* [Required work]: Type the records out again in full, exactly.

* [Records for the task]:

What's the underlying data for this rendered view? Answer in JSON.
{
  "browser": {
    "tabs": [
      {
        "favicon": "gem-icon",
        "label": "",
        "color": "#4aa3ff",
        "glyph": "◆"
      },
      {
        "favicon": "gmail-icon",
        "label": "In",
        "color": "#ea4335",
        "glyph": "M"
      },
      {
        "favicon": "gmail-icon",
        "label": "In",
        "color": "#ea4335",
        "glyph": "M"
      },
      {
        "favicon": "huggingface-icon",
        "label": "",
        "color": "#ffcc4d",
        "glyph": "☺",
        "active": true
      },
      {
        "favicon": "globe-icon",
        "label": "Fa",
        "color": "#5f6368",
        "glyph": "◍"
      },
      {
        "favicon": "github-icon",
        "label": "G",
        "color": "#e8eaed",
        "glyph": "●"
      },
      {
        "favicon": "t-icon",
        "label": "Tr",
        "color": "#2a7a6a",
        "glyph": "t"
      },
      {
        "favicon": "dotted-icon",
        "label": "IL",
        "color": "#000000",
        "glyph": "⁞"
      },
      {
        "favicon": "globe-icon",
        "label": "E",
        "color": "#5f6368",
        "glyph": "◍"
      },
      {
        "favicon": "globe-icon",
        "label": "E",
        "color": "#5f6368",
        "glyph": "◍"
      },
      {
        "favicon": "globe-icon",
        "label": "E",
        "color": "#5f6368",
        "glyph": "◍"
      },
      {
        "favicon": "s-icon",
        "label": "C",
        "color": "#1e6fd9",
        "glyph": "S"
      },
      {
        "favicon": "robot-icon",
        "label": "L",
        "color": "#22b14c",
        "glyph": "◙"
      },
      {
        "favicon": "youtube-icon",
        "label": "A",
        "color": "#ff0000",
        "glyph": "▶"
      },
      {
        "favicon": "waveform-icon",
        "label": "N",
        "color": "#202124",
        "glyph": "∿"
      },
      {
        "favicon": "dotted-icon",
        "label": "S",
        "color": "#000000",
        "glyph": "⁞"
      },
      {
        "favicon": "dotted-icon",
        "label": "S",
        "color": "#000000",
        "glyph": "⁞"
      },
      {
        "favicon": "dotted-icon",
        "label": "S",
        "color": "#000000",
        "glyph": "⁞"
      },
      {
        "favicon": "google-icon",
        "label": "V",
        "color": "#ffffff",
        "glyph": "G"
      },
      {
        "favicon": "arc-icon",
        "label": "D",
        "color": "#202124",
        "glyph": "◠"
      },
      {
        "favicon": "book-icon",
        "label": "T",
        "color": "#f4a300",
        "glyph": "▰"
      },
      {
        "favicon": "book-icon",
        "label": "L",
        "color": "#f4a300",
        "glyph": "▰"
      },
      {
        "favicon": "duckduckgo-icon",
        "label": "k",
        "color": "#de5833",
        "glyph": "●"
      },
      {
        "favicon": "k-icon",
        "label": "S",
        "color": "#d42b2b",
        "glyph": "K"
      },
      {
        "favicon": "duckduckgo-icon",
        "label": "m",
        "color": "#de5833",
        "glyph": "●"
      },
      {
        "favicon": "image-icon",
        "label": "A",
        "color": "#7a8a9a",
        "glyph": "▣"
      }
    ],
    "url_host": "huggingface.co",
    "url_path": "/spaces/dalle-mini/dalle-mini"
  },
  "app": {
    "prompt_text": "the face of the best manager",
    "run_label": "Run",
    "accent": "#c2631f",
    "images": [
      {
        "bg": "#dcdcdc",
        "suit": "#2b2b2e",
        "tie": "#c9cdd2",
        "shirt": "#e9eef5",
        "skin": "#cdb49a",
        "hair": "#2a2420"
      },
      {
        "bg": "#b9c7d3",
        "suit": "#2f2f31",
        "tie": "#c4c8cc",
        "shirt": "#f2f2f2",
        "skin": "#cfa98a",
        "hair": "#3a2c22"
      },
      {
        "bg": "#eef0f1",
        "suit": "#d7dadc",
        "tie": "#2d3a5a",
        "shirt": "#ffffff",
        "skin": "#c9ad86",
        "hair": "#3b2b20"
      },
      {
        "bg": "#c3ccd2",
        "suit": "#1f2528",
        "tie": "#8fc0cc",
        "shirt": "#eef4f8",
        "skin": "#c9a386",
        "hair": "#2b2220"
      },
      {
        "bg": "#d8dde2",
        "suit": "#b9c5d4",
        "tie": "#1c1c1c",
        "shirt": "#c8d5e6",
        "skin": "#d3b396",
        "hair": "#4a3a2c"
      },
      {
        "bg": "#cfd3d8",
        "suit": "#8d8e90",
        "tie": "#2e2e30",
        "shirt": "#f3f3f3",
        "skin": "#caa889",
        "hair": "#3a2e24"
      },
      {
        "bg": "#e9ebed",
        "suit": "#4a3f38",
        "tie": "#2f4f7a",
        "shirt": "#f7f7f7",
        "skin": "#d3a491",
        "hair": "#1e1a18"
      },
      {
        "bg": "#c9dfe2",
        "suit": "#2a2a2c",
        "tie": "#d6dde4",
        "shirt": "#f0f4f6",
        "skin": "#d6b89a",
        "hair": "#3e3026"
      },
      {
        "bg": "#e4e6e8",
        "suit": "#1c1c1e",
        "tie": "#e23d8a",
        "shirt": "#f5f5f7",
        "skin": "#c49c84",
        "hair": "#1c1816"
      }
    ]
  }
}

* [Answer to the problem]:
What's the underlying data for this rendered view? Answer in JSON.
{
  "browser": {
    "tabs": [
      {
        "favicon": "gem-icon",
        "label": "",
        "color": "#4aa3ff",
        "glyph": "◆"
      },
      {
        "favicon": "gmail-icon",
        "label": "In",
        "color": "#ea4335",
        "glyph": "M"
      },
      {
        "favicon": "gmail-icon",
        "label": "In",
        "color": "#ea4335",
        "glyph": "M"
      },
      {
        "favicon": "huggingface-icon",
        "label": "",
        "color": "#ffcc4d",
        "glyph": "☺",
        "active": true
      },
      {
        "favicon": "globe-icon",
        "label": "Fa",
        "color": "#5f6368",
        "glyph": "◍"
      },
      {
        "favicon": "github-icon",
        "label": "G",
        "color": "#e8eaed",
        "glyph": "●"
      },
      {
        "favicon": "t-icon",
        "label": "Tr",
        "color": "#2a7a6a",
        "glyph": "t"
      },
      {
        "favicon": "dotted-icon",
        "label": "IL",
        "color": "#000000",
        "glyph": "⁞"
      },
      {
        "favicon": "globe-icon",
        "label": "E",
        "color": "#5f6368",
        "glyph": "◍"
      },
      {
        "favicon": "globe-icon",
        "label": "E",
        "color": "#5f6368",
        "glyph": "◍"
      },
      {
        "favicon": "globe-icon",
        "label": "E",
        "color": "#5f6368",
        "glyph": "◍"
      },
      {
        "favicon": "s-icon",
        "label": "C",
        "color": "#1e6fd9",
        "glyph": "S"
      },
      {
        "favicon": "robot-icon",
        "label": "L",
        "color": "#22b14c",
        "glyph": "◙"
      },
      {
        "favicon": "youtube-icon",
        "label": "A",
        "color": "#ff0000",
        "glyph": "▶"
      },
      {
        "favicon": "waveform-icon",
        "label": "N",
        "color": "#202124",
        "glyph": "∿"
      },
      {
        "favicon": "dotted-icon",
        "label": "S",
        "color": "#000000",
        "glyph": "⁞"
      },
      {
        "favicon": "dotted-icon",
        "label": "S",
        "color": "#000000",
        "glyph": "⁞"
      },
      {
        "favicon": "dotted-icon",
        "label": "S",
        "color": "#000000",
        "glyph": "⁞"
      },
      {
        "favicon": "google-icon",
        "label": "V",
        "color": "#ffffff",
        "glyph": "G"
      },
      {
        "favicon": "arc-icon",
        "label": "D",
        "color": "#202124",
        "glyph": "◠"
      },
      {
        "favicon": "book-icon",
        "label": "T",
        "color": "#f4a300",
        "glyph": "▰"
      },
      {
        "favicon": "book-icon",
        "label": "L",
        "color": "#f4a300",
        "glyph": "▰"
      },
      {
        "favicon": "duckduckgo-icon",
        "label": "k",
        "color": "#de5833",
        "glyph": "●"
      },
      {
        "favicon": "k-icon",
        "label": "S",
        "color": "#d42b2b",
        "glyph": "K"
      },
      {
        "favicon": "duckduckgo-icon",
        "label": "m",
        "color": "#de5833",
        "glyph": "●"
      },
      {
        "favicon": "image-icon",
        "label": "A",
        "color": "#7a8a9a",
        "glyph": "▣"
      }
    ],
    "url_host": "huggingface.co",
    "url_path": "/spaces/dalle-mini/dalle-mini"
  },
  "app": {
    "prompt_text": "the face of the best manager",
    "run_label": "Run",
    "accent": "#c2631f",
    "images": [
      {
        "bg": "#dcdcdc",
        "suit": "#2b2b2e",
        "tie": "#c9cdd2",
        "shirt": "#e9eef5",
        "skin": "#cdb49a",
        "hair": "#2a2420"
      },
      {
        "bg": "#b9c7d3",
        "suit": "#2f2f31",
        "tie": "#c4c8cc",
        "shirt": "#f2f2f2",
        "skin": "#cfa98a",
        "hair": "#3a2c22"
      },
      {
        "bg": "#eef0f1",
        "suit": "#d7dadc",
        "tie": "#2d3a5a",
        "shirt": "#ffffff",
        "skin": "#c9ad86",
        "hair": "#3b2b20"
      },
      {
        "bg": "#c3ccd2",
        "suit": "#1f2528",
        "tie": "#8fc0cc",
        "shirt": "#eef4f8",
        "skin": "#c9a386",
        "hair": "#2b2220"
      },
      {
        "bg": "#d8dde2",
        "suit": "#b9c5d4",
        "tie": "#1c1c1c",
        "shirt": "#c8d5e6",
        "skin": "#d3b396",
        "hair": "#4a3a2c"
      },
      {
        "bg": "#cfd3d8",
        "suit": "#8d8e90",
        "tie": "#2e2e30",
        "shirt": "#f3f3f3",
        "skin": "#caa889",
        "hair": "#3a2e24"
      },
      {
        "bg": "#e9ebed",
        "suit": "#4a3f38",
        "tie": "#2f4f7a",
        "shirt": "#f7f7f7",
        "skin": "#d3a491",
        "hair": "#1e1a18"
      },
      {
        "bg": "#c9dfe2",
        "suit": "#2a2a2c",
        "tie": "#d6dde4",
        "shirt": "#f0f4f6",
        "skin": "#d6b89a",
        "hair": "#3e3026"
      },
      {
        "bg": "#e4e6e8",
        "suit": "#1c1c1e",
        "tie": "#e23d8a",
        "shirt": "#f5f5f7",
        "skin": "#c49c84",
        "hair": "#1c1816"
      }
    ]
  }
}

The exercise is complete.